> Objective: Leave out any pictures and transcribe all other data below exactly.

> Records to use:
----
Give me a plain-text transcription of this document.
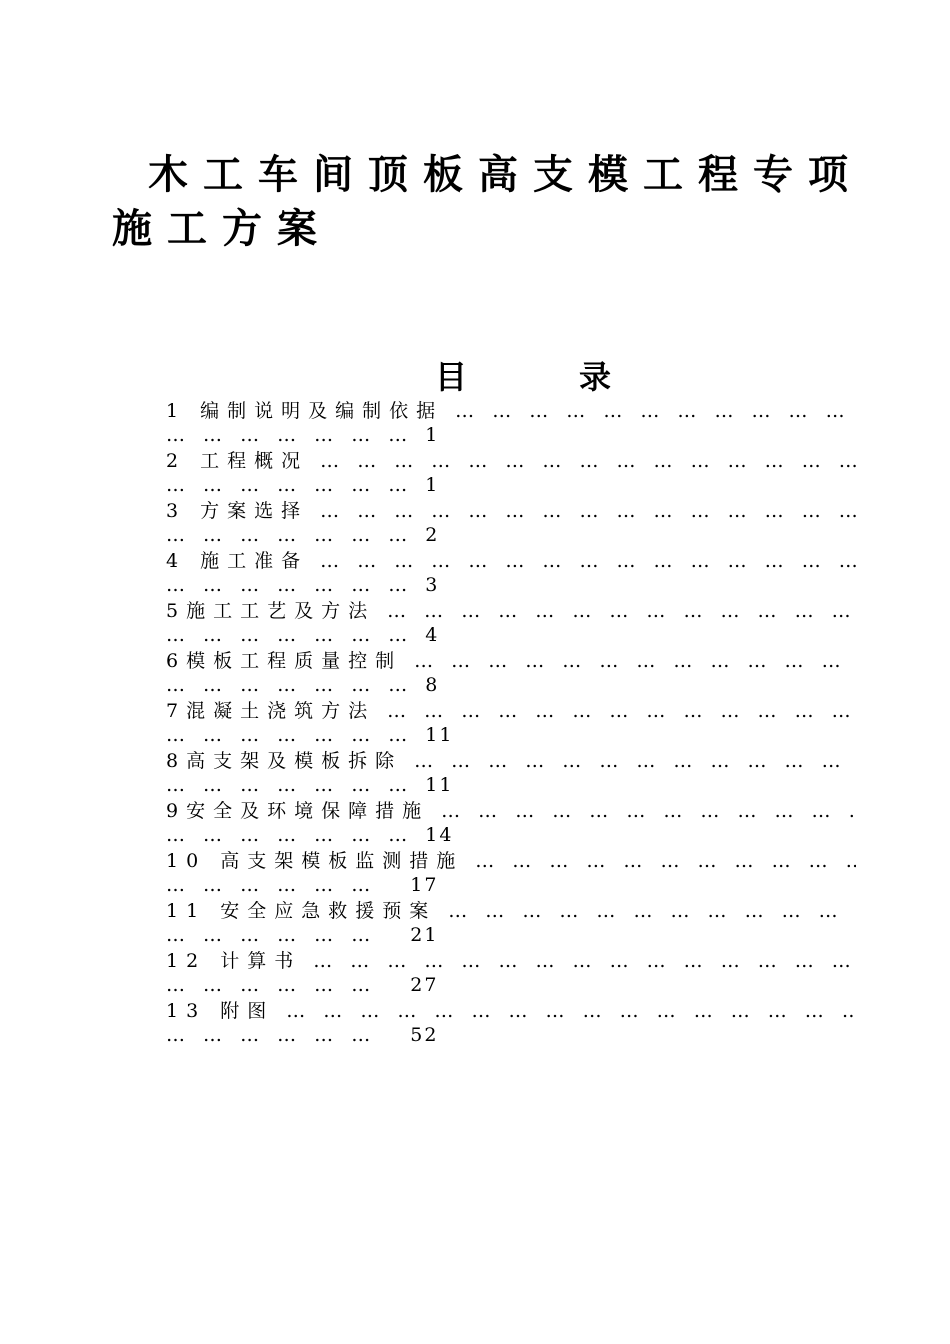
木工车间顶板高支模工程专项施工方案
目录
1 编制说明及编制依据 … … … … … … … … … … … … … … … … … … … … … … … … … … … … … …
… … … … … … … 1
2 工程概况 … … … … … … … … … … … … … … … … … … … … … … … … … … … … … …
… … … … … … … 1
3 方案选择 … … … … … … … … … … … … … … … … … … … … … … … … … … … … … …
… … … … … … … 2
4 施工准备 … … … … … … … … … … … … … … … … … … … … … … … … … … … … … …
… … … … … … … 3
5施工工艺及方法 … … … … … … … … … … … … … … … … … … … … … … … … … … … … … …
… … … … … … … 4
6模板工程质量控制 … … … … … … … … … … … … … … … … … … … … … … … … … … … … … …
… … … … … … … 8
7混凝土浇筑方法 … … … … … … … … … … … … … … … … … … … … … … … … … … … … … …
… … … … … … … 11
8高支架及模板拆除 … … … … … … … … … … … … … … … … … … … … … … … … … … … … … …
… … … … … … … 11
9安全及环境保障措施 … … … … … … … … … … … … … … … … … … … … … … … … … … … … … …
… … … … … … … 14
10 高支架模板监测措施 … … … … … … … … … … … … … … … … … … … … … … … … … … … … … …
… … … … … … 17
11 安全应急救援预案 … … … … … … … … … … … … … … … … … … … … … … … … … … … … … …
… … … … … … 21
12 计算书 … … … … … … … … … … … … … … … … … … … … … … … … … … … … … …
… … … … … … 27
13 附图 … … … … … … … … … … … … … … … … … … … … … … … … … … … … … …
… … … … … … 52
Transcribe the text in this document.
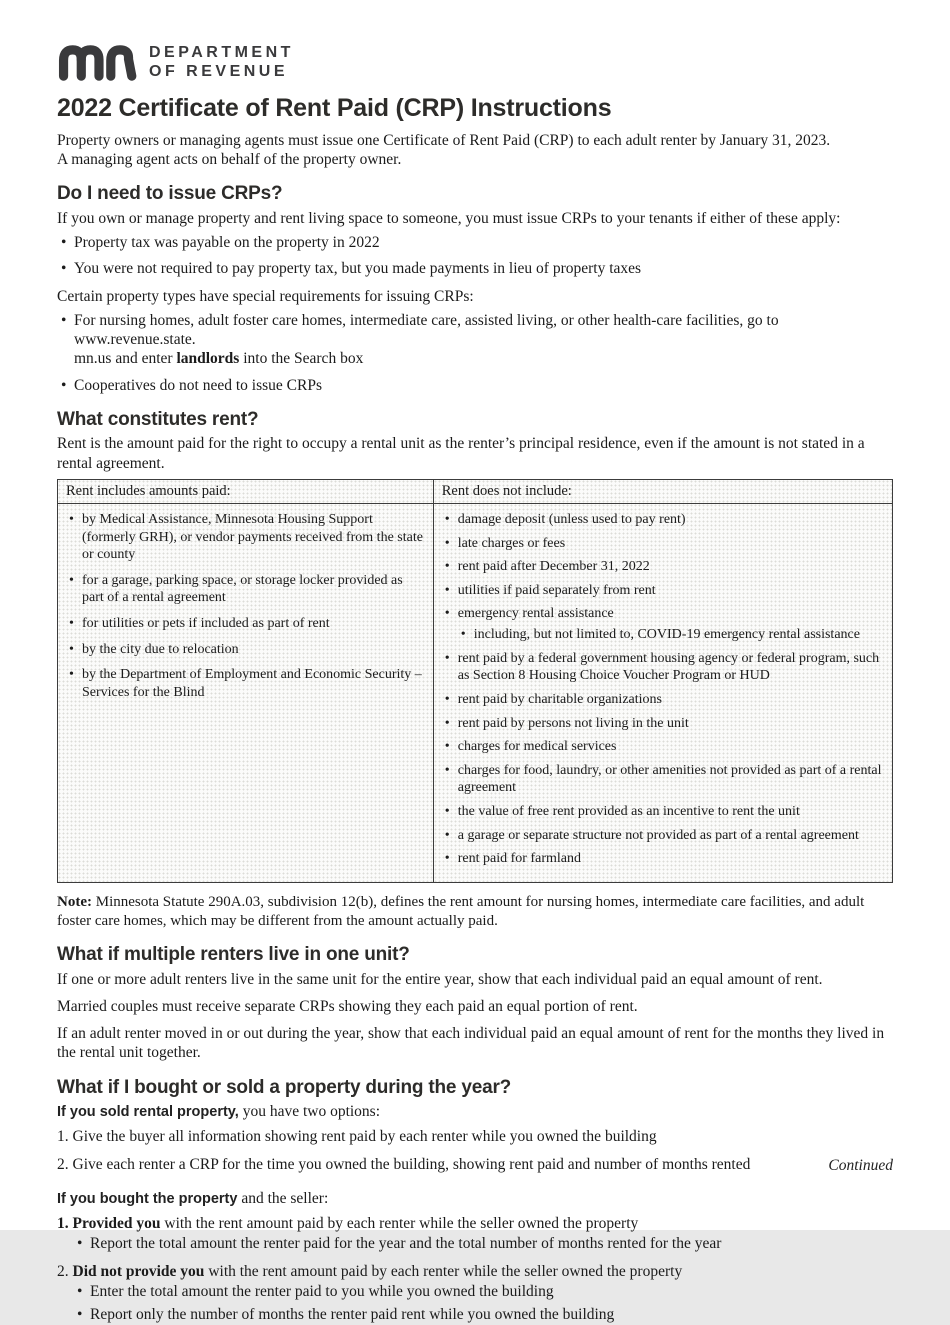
DEPARTMENT
OF REVENUE
2022 Certificate of Rent Paid (CRP) Instructions

Property owners or managing agents must issue one Certificate of Rent Paid (CRP) to each adult renter by January 31, 2023.
A managing agent acts on behalf of the property owner.

Do I need to issue CRPs?

If you own or manage property and rent living space to someone, you must issue CRPs to your tenants if either of these apply:

• Property tax was payable on the property in 2022
• You were not required to pay property tax, but you made payments in lieu of property taxes

Certain property types have special requirements for issuing CRPs:

• For nursing homes, adult foster care homes, intermediate care, assisted living, or other health-care facilities, go to www.revenue.state.
mn.us and enter landlords into the Search box
• Cooperatives do not need to issue CRPs
What constitutes rent?

Rent is the amount paid for the right to occupy a rental unit as the renter’s principal residence, even if the amount is not stated in a rental agreement.

Rent includes amounts paid:	Rent does not include:

• by Medical Assistance, Minnesota Housing Support (formerly GRH), or vendor payments received from the state or county
• for a garage, parking space, or storage locker provided as part of a rental agreement
• for utilities or pets if included as part of rent
• by the city due to relocation
• by the Department of Employment and Economic Security – Services for the Blind

• damage deposit (unless used to pay rent)
• late charges or fees
• rent paid after December 31, 2022
• utilities if paid separately from rent
• emergency rental assistance
• including, but not limited to, COVID-19 emergency rental assistance
• rent paid by a federal government housing agency or federal program, such as Section 8 Housing Choice Voucher Program or HUD
• rent paid by charitable organizations
• rent paid by persons not living in the unit
• charges for medical services
• charges for food, laundry, or other amenities not provided as part of a rental agreement
• the value of free rent provided as an incentive to rent the unit
• a garage or separate structure not provided as part of a rental agreement
• rent paid for farmland

Note: Minnesota Statute 290A.03, subdivision 12(b), defines the rent amount for nursing homes, intermediate care facilities, and adult foster care homes, which may be different from the amount actually paid.

What if multiple renters live in one unit?

If one or more adult renters live in the same unit for the entire year, show that each individual paid an equal amount of rent.

Married couples must receive separate CRPs showing they each paid an equal portion of rent.

If an adult renter moved in or out during the year, show that each individual paid an equal amount of rent for the months they lived in the rental unit together.

What if I bought or sold a property during the year?

If you sold rental property, you have two options:

1. Give the buyer all information showing rent paid by each renter while you owned the building
2. Give each renter a CRP for the time you owned the building, showing rent paid and number of months rented

If you bought the property and the seller:

1. Provided you with the rent amount paid by each renter while the seller owned the property
• Report the total amount the renter paid for the year and the total number of months rented for the year
2. Did not provide you with the rent amount paid by each renter while the seller owned the property
• Enter the total amount the renter paid to you while you owned the building
• Report only the number of months the renter paid rent while you owned the building
Continued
----
> Finished task:
Give me a plain-text transcription of this document.
木工车间顶板高支模工程专项施工方案
目录
1 编制说明及编制依据 … … … … … … … … … … … … … … … … … … … … … … … … … … … … … …
… … … … … … … 1
2 工程概况 … … … … … … … … … … … … … … … … … … … … … … … … … … … … … …
… … … … … … … 1
3 方案选择 … … … … … … … … … … … … … … … … … … … … … … … … … … … … … …
… … … … … … … 2
4 施工准备 … … … … … … … … … … … … … … … … … … … … … … … … … … … … … …
… … … … … … … 3
5施工工艺及方法 … … … … … … … … … … … … … … … … … … … … … … … … … … … … … …
… … … … … … … 4
6模板工程质量控制 … … … … … … … … … … … … … … … … … … … … … … … … … … … … … …
… … … … … … … 8
7混凝土浇筑方法 … … … … … … … … … … … … … … … … … … … … … … … … … … … … … …
… … … … … … … 11
8高支架及模板拆除 … … … … … … … … … … … … … … … … … … … … … … … … … … … … … …
… … … … … … … 11
9安全及环境保障措施 … … … … … … … … … … … … … … … … … … … … … … … … … … … … … …
… … … … … … … 14
10 高支架模板监测措施 … … … … … … … … … … … … … … … … … … … … … … … … … … … … … …
… … … … … … 17
11 安全应急救援预案 … … … … … … … … … … … … … … … … … … … … … … … … … … … … … …
… … … … … … 21
12 计算书 … … … … … … … … … … … … … … … … … … … … … … … … … … … … … …
… … … … … … 27
13 附图 … … … … … … … … … … … … … … … … … … … … … … … … … … … … … …
… … … … … … 52
Transcribe the text in this document.
DEPARTMENT
OF REVENUE
2022 Certificate of Rent Paid (CRP) Instructions

Property owners or managing agents must issue one Certificate of Rent Paid (CRP) to each adult renter by January 31, 2023.
A managing agent acts on behalf of the property owner.

Do I need to issue CRPs?

If you own or manage property and rent living space to someone, you must issue CRPs to your tenants if either of these apply:

• Property tax was payable on the property in 2022
• You were not required to pay property tax, but you made payments in lieu of property taxes

Certain property types have special requirements for issuing CRPs:

• For nursing homes, adult foster care homes, intermediate care, assisted living, or other health-care facilities, go to www.revenue.state.
mn.us and enter landlords into the Search box
• Cooperatives do not need to issue CRPs
What constitutes rent?

Rent is the amount paid for the right to occupy a rental unit as the renter’s principal residence, even if the amount is not stated in a rental agreement.

Rent includes amounts paid:	Rent does not include:

• by Medical Assistance, Minnesota Housing Support (formerly GRH), or vendor payments received from the state or county
• for a garage, parking space, or storage locker provided as part of a rental agreement
• for utilities or pets if included as part of rent
• by the city due to relocation
• by the Department of Employment and Economic Security – Services for the Blind

• damage deposit (unless used to pay rent)
• late charges or fees
• rent paid after December 31, 2022
• utilities if paid separately from rent
• emergency rental assistance
• including, but not limited to, COVID-19 emergency rental assistance
• rent paid by a federal government housing agency or federal program, such as Section 8 Housing Choice Voucher Program or HUD
• rent paid by charitable organizations
• rent paid by persons not living in the unit
• charges for medical services
• charges for food, laundry, or other amenities not provided as part of a rental agreement
• the value of free rent provided as an incentive to rent the unit
• a garage or separate structure not provided as part of a rental agreement
• rent paid for farmland

Note: Minnesota Statute 290A.03, subdivision 12(b), defines the rent amount for nursing homes, intermediate care facilities, and adult foster care homes, which may be different from the amount actually paid.

What if multiple renters live in one unit?

If one or more adult renters live in the same unit for the entire year, show that each individual paid an equal amount of rent.

Married couples must receive separate CRPs showing they each paid an equal portion of rent.

If an adult renter moved in or out during the year, show that each individual paid an equal amount of rent for the months they lived in the rental unit together.

What if I bought or sold a property during the year?

If you sold rental property, you have two options:

1. Give the buyer all information showing rent paid by each renter while you owned the building
2. Give each renter a CRP for the time you owned the building, showing rent paid and number of months rented

If you bought the property and the seller:

1. Provided you with the rent amount paid by each renter while the seller owned the property
• Report the total amount the renter paid for the year and the total number of months rented for the year
2. Did not provide you with the rent amount paid by each renter while the seller owned the property
• Enter the total amount the renter paid to you while you owned the building
• Report only the number of months the renter paid rent while you owned the building
Continued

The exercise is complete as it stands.